* **Work to do**:
Identify each line below containing the string "SYSTEM" and copy it.

Dataset excerpts
— Start —
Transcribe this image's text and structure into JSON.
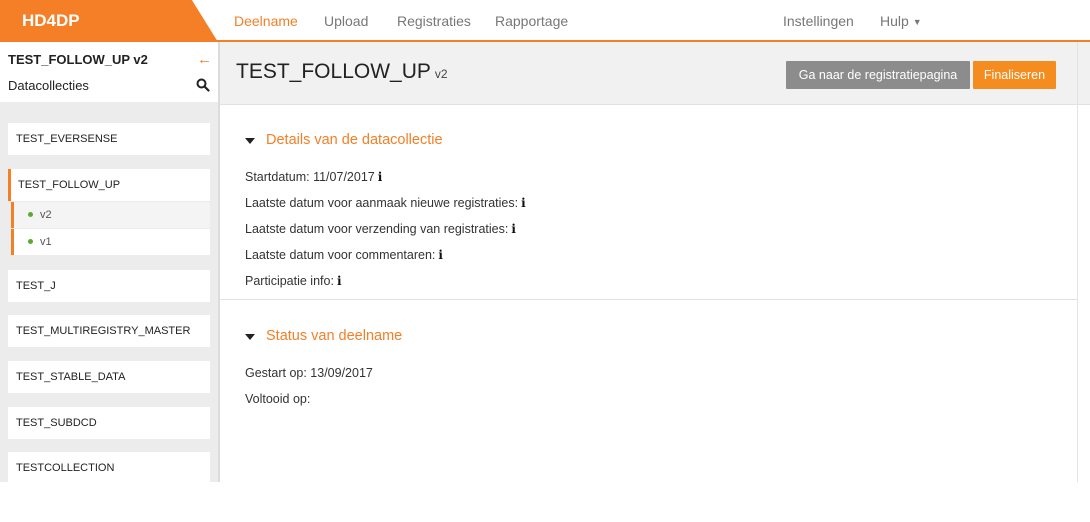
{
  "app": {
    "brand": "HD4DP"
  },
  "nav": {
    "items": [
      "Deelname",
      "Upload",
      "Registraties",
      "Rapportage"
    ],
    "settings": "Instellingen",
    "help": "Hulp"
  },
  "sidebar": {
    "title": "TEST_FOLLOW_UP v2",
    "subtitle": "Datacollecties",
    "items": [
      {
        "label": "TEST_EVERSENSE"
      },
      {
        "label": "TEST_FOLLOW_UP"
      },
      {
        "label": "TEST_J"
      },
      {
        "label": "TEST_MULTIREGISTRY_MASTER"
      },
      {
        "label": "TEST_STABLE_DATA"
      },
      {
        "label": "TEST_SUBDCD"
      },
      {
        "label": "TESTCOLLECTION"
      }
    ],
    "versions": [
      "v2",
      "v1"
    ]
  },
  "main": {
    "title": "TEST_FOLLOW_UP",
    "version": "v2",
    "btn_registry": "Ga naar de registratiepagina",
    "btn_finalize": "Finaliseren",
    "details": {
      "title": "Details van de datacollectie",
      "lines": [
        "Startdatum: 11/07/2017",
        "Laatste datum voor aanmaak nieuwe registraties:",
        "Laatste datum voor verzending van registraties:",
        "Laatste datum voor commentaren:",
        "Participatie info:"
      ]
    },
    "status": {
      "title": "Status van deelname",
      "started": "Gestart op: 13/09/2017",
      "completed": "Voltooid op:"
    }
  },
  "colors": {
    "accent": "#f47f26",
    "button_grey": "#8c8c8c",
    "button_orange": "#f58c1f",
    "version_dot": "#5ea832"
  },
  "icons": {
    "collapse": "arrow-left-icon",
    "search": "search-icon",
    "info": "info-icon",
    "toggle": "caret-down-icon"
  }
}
— End —
— Start —
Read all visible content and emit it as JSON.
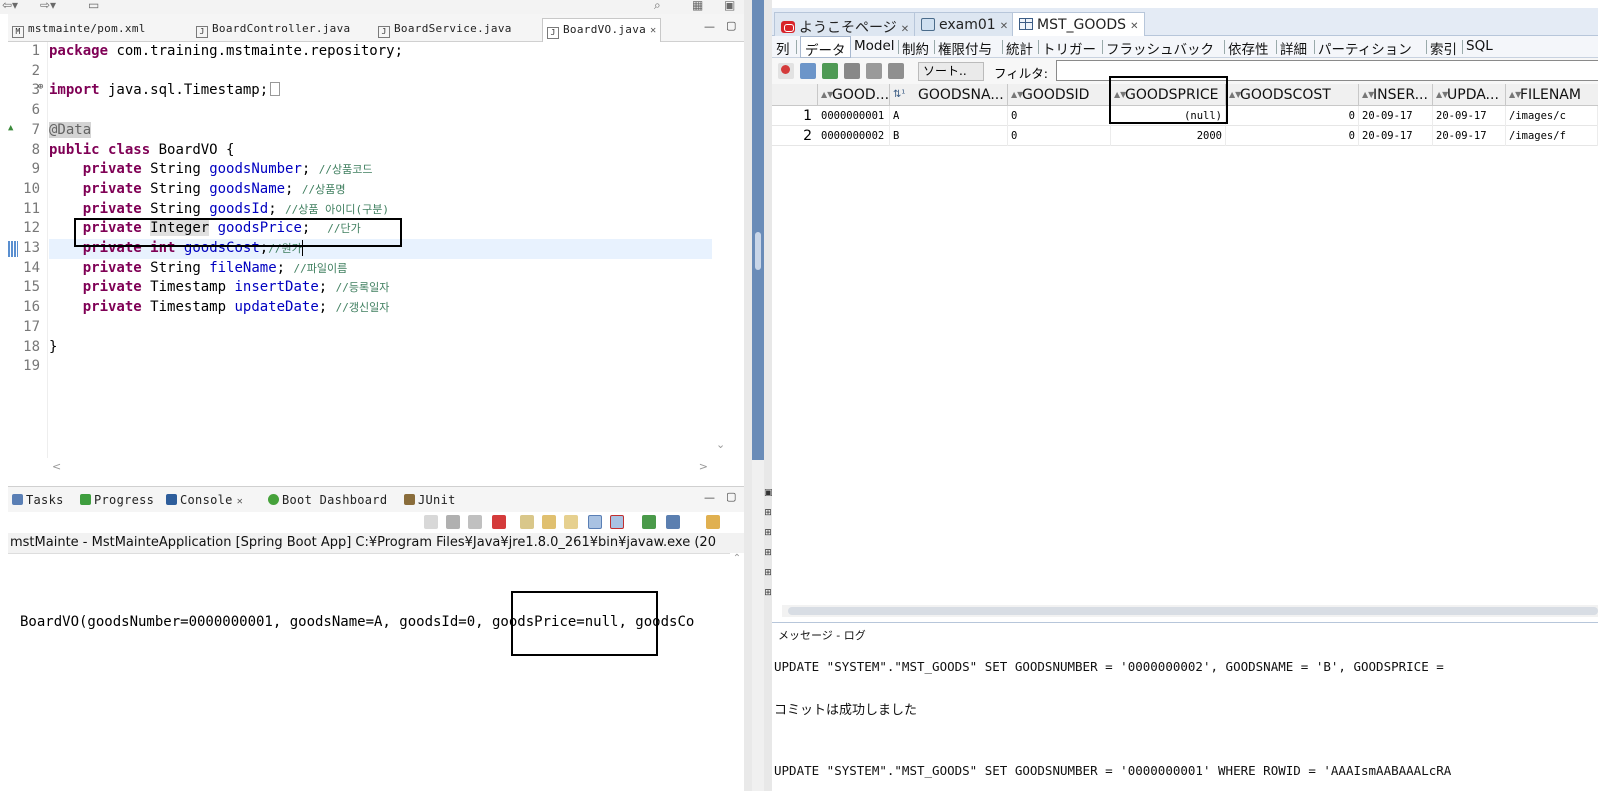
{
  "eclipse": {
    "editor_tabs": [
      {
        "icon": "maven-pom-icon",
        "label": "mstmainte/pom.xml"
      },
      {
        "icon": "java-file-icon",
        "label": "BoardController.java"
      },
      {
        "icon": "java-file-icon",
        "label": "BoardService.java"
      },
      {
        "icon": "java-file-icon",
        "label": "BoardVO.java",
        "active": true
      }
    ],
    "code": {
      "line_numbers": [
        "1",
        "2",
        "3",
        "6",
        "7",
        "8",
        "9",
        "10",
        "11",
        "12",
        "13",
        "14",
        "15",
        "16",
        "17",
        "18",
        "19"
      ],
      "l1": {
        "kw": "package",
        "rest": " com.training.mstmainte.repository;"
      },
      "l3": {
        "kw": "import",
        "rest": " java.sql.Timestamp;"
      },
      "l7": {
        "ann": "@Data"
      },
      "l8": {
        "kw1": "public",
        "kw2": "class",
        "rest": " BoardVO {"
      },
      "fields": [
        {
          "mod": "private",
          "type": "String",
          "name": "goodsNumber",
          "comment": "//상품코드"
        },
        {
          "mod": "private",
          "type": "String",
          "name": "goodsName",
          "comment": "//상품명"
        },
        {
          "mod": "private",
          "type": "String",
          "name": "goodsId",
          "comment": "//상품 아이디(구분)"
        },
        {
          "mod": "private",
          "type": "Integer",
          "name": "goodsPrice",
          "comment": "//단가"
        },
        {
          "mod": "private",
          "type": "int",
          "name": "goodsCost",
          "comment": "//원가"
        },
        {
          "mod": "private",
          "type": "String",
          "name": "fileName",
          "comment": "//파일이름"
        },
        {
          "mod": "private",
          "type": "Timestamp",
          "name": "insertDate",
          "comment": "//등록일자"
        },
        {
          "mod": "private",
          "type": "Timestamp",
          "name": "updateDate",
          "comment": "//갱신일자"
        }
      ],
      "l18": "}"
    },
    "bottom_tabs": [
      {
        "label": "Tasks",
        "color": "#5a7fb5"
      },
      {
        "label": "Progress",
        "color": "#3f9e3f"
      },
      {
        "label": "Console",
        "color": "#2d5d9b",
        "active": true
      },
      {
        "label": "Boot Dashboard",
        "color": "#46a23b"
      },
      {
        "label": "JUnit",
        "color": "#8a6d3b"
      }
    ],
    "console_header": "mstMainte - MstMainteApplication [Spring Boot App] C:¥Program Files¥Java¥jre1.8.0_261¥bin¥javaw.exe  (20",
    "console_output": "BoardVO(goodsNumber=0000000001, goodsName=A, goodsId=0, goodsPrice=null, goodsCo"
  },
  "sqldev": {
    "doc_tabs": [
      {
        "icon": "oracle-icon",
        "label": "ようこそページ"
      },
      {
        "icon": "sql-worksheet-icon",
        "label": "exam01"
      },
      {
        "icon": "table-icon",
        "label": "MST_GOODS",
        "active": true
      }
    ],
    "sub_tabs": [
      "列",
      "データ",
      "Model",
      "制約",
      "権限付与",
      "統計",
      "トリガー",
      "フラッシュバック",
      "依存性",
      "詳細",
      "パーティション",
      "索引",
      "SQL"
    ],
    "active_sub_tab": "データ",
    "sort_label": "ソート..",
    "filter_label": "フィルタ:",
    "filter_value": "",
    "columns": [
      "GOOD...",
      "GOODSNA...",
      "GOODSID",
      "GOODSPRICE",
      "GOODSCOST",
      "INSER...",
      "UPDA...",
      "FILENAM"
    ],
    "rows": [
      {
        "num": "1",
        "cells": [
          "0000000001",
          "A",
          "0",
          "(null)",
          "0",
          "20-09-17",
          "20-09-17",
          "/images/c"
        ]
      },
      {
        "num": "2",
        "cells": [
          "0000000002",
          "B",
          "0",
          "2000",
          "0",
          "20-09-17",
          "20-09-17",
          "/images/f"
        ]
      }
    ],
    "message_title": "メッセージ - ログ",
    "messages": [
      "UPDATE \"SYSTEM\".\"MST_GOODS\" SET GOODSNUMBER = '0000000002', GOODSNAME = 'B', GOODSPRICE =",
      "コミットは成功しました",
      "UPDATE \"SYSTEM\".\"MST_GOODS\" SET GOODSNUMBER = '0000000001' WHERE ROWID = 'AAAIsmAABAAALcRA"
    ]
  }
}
— End —
* **Result of this exercise**:
      "UPDATE \"SYSTEM\".\"MST_GOODS\" SET GOODSNUMBER = '0000000002', GOODSNAME = 'B', GOODSPRICE =",
      "UPDATE \"SYSTEM\".\"MST_GOODS\" SET GOODSNUMBER = '0000000001' WHERE ROWID = 'AAAIsmAABAAALcRA"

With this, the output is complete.